* PROMPT:
Print all the records exactly, please.

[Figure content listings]
******

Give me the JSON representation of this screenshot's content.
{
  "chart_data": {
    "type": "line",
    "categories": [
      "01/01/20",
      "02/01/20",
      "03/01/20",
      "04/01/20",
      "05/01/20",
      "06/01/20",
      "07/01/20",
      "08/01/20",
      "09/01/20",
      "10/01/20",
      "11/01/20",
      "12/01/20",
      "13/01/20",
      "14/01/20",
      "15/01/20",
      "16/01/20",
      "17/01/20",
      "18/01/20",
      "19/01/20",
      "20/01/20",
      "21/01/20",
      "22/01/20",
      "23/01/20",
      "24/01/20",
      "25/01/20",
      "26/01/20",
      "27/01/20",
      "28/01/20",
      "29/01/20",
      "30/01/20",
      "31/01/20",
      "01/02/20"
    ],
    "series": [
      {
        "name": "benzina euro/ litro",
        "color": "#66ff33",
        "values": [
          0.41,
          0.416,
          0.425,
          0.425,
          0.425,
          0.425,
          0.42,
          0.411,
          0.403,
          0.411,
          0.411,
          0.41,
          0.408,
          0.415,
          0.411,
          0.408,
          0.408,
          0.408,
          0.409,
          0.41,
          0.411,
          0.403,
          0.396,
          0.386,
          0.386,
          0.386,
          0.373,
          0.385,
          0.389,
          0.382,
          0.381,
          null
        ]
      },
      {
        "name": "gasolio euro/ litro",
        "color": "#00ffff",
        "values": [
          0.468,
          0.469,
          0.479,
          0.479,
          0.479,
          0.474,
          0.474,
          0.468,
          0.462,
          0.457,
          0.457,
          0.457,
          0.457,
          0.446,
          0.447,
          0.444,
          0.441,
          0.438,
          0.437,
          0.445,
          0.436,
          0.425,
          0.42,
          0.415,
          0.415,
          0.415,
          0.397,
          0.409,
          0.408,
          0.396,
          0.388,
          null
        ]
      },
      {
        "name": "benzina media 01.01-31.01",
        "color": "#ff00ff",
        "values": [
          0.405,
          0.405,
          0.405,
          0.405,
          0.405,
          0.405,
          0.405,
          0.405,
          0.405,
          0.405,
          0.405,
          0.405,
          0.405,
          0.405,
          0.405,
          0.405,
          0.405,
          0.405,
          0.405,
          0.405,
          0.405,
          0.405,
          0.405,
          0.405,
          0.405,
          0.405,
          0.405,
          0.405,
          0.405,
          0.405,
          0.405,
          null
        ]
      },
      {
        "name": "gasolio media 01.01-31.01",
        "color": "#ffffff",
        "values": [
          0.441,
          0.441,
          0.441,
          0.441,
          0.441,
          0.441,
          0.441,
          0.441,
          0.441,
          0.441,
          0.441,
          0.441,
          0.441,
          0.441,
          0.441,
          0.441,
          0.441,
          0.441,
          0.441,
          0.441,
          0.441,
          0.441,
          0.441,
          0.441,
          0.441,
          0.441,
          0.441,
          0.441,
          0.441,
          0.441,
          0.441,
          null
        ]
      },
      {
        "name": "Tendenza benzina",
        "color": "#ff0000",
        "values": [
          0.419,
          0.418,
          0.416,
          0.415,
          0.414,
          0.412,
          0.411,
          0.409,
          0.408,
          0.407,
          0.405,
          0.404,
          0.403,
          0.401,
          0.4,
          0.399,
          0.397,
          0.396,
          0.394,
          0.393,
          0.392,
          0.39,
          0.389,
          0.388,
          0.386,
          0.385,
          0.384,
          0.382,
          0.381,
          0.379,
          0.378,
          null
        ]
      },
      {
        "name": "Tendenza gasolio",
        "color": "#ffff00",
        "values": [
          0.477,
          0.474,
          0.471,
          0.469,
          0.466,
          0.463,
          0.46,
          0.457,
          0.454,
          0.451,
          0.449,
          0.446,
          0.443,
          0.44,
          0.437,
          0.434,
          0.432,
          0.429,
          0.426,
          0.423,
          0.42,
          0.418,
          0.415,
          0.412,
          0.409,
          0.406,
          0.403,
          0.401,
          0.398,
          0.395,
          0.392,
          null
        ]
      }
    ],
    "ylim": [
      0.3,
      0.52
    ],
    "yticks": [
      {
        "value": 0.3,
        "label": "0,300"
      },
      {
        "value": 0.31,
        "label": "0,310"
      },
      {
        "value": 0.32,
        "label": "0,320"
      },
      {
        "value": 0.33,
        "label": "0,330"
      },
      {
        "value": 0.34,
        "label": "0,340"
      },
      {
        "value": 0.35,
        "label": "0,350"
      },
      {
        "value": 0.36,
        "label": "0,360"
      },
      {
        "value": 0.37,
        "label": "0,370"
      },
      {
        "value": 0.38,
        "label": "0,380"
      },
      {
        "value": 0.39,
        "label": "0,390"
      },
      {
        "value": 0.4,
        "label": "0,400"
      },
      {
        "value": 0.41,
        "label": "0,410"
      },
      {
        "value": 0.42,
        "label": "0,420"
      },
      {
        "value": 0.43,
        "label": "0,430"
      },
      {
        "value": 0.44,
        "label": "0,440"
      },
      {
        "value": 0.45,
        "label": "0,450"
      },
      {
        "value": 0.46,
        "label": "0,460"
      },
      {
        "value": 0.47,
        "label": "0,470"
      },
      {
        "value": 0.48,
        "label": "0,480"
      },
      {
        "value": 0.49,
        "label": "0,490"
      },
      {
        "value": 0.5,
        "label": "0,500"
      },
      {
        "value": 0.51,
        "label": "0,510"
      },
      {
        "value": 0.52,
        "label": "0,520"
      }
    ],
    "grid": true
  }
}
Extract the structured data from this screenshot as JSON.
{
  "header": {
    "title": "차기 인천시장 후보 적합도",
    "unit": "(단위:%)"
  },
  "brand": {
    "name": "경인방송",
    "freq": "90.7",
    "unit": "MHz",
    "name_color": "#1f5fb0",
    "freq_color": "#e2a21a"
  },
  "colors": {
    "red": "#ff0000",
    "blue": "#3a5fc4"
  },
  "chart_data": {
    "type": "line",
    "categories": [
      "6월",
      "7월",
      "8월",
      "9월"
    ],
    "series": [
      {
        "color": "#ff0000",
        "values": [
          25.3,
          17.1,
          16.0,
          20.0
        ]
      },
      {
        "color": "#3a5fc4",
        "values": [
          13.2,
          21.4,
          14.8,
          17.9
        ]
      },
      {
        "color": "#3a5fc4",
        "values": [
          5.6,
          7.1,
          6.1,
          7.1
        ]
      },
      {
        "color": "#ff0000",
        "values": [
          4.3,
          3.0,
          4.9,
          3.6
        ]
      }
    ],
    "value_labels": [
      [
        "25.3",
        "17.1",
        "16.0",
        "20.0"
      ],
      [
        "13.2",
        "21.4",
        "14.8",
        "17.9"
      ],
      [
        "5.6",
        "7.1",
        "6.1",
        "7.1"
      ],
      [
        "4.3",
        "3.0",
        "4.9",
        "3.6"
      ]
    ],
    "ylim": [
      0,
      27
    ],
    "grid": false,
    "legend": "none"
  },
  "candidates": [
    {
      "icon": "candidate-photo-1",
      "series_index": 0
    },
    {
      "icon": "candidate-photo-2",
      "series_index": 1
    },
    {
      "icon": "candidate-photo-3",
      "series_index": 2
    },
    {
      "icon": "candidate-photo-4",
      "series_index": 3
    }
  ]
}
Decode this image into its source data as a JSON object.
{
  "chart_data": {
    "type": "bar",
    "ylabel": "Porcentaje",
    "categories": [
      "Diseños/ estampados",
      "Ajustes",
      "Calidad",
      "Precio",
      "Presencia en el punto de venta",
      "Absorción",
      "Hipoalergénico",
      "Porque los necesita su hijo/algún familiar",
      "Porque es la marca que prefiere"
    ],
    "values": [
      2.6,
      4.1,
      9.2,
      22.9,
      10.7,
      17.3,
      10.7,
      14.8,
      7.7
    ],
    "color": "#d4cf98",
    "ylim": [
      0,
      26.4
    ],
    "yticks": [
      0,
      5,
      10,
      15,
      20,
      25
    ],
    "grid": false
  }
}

******

* CORRECT ANSWER:
Give me the JSON representation of this screenshot's content.
{
  "chart_data": {
    "type": "line",
    "categories": [
      "01/01/20",
      "02/01/20",
      "03/01/20",
      "04/01/20",
      "05/01/20",
      "06/01/20",
      "07/01/20",
      "08/01/20",
      "09/01/20",
      "10/01/20",
      "11/01/20",
      "12/01/20",
      "13/01/20",
      "14/01/20",
      "15/01/20",
      "16/01/20",
      "17/01/20",
      "18/01/20",
      "19/01/20",
      "20/01/20",
      "21/01/20",
      "22/01/20",
      "23/01/20",
      "24/01/20",
      "25/01/20",
      "26/01/20",
      "27/01/20",
      "28/01/20",
      "29/01/20",
      "30/01/20",
      "31/01/20",
      "01/02/20"
    ],
    "series": [
      {
        "name": "benzina euro/ litro",
        "color": "#66ff33",
        "values": [
          0.41,
          0.416,
          0.425,
          0.425,
          0.425,
          0.425,
          0.42,
          0.411,
          0.403,
          0.411,
          0.411,
          0.41,
          0.408,
          0.415,
          0.411,
          0.408,
          0.408,
          0.408,
          0.409,
          0.41,
          0.411,
          0.403,
          0.396,
          0.386,
          0.386,
          0.386,
          0.373,
          0.385,
          0.389,
          0.382,
          0.381,
          null
        ]
      },
      {
        "name": "gasolio euro/ litro",
        "color": "#00ffff",
        "values": [
          0.468,
          0.469,
          0.479,
          0.479,
          0.479,
          0.474,
          0.474,
          0.468,
          0.462,
          0.457,
          0.457,
          0.457,
          0.457,
          0.446,
          0.447,
          0.444,
          0.441,
          0.438,
          0.437,
          0.445,
          0.436,
          0.425,
          0.42,
          0.415,
          0.415,
          0.415,
          0.397,
          0.409,
          0.408,
          0.396,
          0.388,
          null
        ]
      },
      {
        "name": "benzina media 01.01-31.01",
        "color": "#ff00ff",
        "values": [
          0.405,
          0.405,
          0.405,
          0.405,
          0.405,
          0.405,
          0.405,
          0.405,
          0.405,
          0.405,
          0.405,
          0.405,
          0.405,
          0.405,
          0.405,
          0.405,
          0.405,
          0.405,
          0.405,
          0.405,
          0.405,
          0.405,
          0.405,
          0.405,
          0.405,
          0.405,
          0.405,
          0.405,
          0.405,
          0.405,
          0.405,
          null
        ]
      },
      {
        "name": "gasolio media 01.01-31.01",
        "color": "#ffffff",
        "values": [
          0.441,
          0.441,
          0.441,
          0.441,
          0.441,
          0.441,
          0.441,
          0.441,
          0.441,
          0.441,
          0.441,
          0.441,
          0.441,
          0.441,
          0.441,
          0.441,
          0.441,
          0.441,
          0.441,
          0.441,
          0.441,
          0.441,
          0.441,
          0.441,
          0.441,
          0.441,
          0.441,
          0.441,
          0.441,
          0.441,
          0.441,
          null
        ]
      },
      {
        "name": "Tendenza benzina",
        "color": "#ff0000",
        "values": [
          0.419,
          0.418,
          0.416,
          0.415,
          0.414,
          0.412,
          0.411,
          0.409,
          0.408,
          0.407,
          0.405,
          0.404,
          0.403,
          0.401,
          0.4,
          0.399,
          0.397,
          0.396,
          0.394,
          0.393,
          0.392,
          0.39,
          0.389,
          0.388,
          0.386,
          0.385,
          0.384,
          0.382,
          0.381,
          0.379,
          0.378,
          null
        ]
      },
      {
        "name": "Tendenza gasolio",
        "color": "#ffff00",
        "values": [
          0.477,
          0.474,
          0.471,
          0.469,
          0.466,
          0.463,
          0.46,
          0.457,
          0.454,
          0.451,
          0.449,
          0.446,
          0.443,
          0.44,
          0.437,
          0.434,
          0.432,
          0.429,
          0.426,
          0.423,
          0.42,
          0.418,
          0.415,
          0.412,
          0.409,
          0.406,
          0.403,
          0.401,
          0.398,
          0.395,
          0.392,
          null
        ]
      }
    ],
    "ylim": [
      0.3,
      0.52
    ],
    "yticks": [
      {
        "value": 0.3,
        "label": "0,300"
      },
      {
        "value": 0.31,
        "label": "0,310"
      },
      {
        "value": 0.32,
        "label": "0,320"
      },
      {
        "value": 0.33,
        "label": "0,330"
      },
      {
        "value": 0.34,
        "label": "0,340"
      },
      {
        "value": 0.35,
        "label": "0,350"
      },
      {
        "value": 0.36,
        "label": "0,360"
      },
      {
        "value": 0.37,
        "label": "0,370"
      },
      {
        "value": 0.38,
        "label": "0,380"
      },
      {
        "value": 0.39,
        "label": "0,390"
      },
      {
        "value": 0.4,
        "label": "0,400"
      },
      {
        "value": 0.41,
        "label": "0,410"
      },
      {
        "value": 0.42,
        "label": "0,420"
      },
      {
        "value": 0.43,
        "label": "0,430"
      },
      {
        "value": 0.44,
        "label": "0,440"
      },
      {
        "value": 0.45,
        "label": "0,450"
      },
      {
        "value": 0.46,
        "label": "0,460"
      },
      {
        "value": 0.47,
        "label": "0,470"
      },
      {
        "value": 0.48,
        "label": "0,480"
      },
      {
        "value": 0.49,
        "label": "0,490"
      },
      {
        "value": 0.5,
        "label": "0,500"
      },
      {
        "value": 0.51,
        "label": "0,510"
      },
      {
        "value": 0.52,
        "label": "0,520"
      }
    ],
    "grid": true
  }
}
Extract the structured data from this screenshot as JSON.
{
  "header": {
    "title": "차기 인천시장 후보 적합도",
    "unit": "(단위:%)"
  },
  "brand": {
    "name": "경인방송",
    "freq": "90.7",
    "unit": "MHz",
    "name_color": "#1f5fb0",
    "freq_color": "#e2a21a"
  },
  "colors": {
    "red": "#ff0000",
    "blue": "#3a5fc4"
  },
  "chart_data": {
    "type": "line",
    "categories": [
      "6월",
      "7월",
      "8월",
      "9월"
    ],
    "series": [
      {
        "color": "#ff0000",
        "values": [
          25.3,
          17.1,
          16.0,
          20.0
        ]
      },
      {
        "color": "#3a5fc4",
        "values": [
          13.2,
          21.4,
          14.8,
          17.9
        ]
      },
      {
        "color": "#3a5fc4",
        "values": [
          5.6,
          7.1,
          6.1,
          7.1
        ]
      },
      {
        "color": "#ff0000",
        "values": [
          4.3,
          3.0,
          4.9,
          3.6
        ]
      }
    ],
    "value_labels": [
      [
        "25.3",
        "17.1",
        "16.0",
        "20.0"
      ],
      [
        "13.2",
        "21.4",
        "14.8",
        "17.9"
      ],
      [
        "5.6",
        "7.1",
        "6.1",
        "7.1"
      ],
      [
        "4.3",
        "3.0",
        "4.9",
        "3.6"
      ]
    ],
    "ylim": [
      0,
      27
    ],
    "grid": false,
    "legend": "none"
  },
  "candidates": [
    {
      "icon": "candidate-photo-1",
      "series_index": 0
    },
    {
      "icon": "candidate-photo-2",
      "series_index": 1
    },
    {
      "icon": "candidate-photo-3",
      "series_index": 2
    },
    {
      "icon": "candidate-photo-4",
      "series_index": 3
    }
  ]
}
Decode this image into its source data as a JSON object.
{
  "chart_data": {
    "type": "bar",
    "ylabel": "Porcentaje",
    "categories": [
      "Diseños/ estampados",
      "Ajustes",
      "Calidad",
      "Precio",
      "Presencia en el punto de venta",
      "Absorción",
      "Hipoalergénico",
      "Porque los necesita su hijo/algún familiar",
      "Porque es la marca que prefiere"
    ],
    "values": [
      2.6,
      4.1,
      9.2,
      22.9,
      10.7,
      17.3,
      10.7,
      14.8,
      7.7
    ],
    "color": "#d4cf98",
    "ylim": [
      0,
      26.4
    ],
    "yticks": [
      0,
      5,
      10,
      15,
      20,
      25
    ],
    "grid": false
  }
}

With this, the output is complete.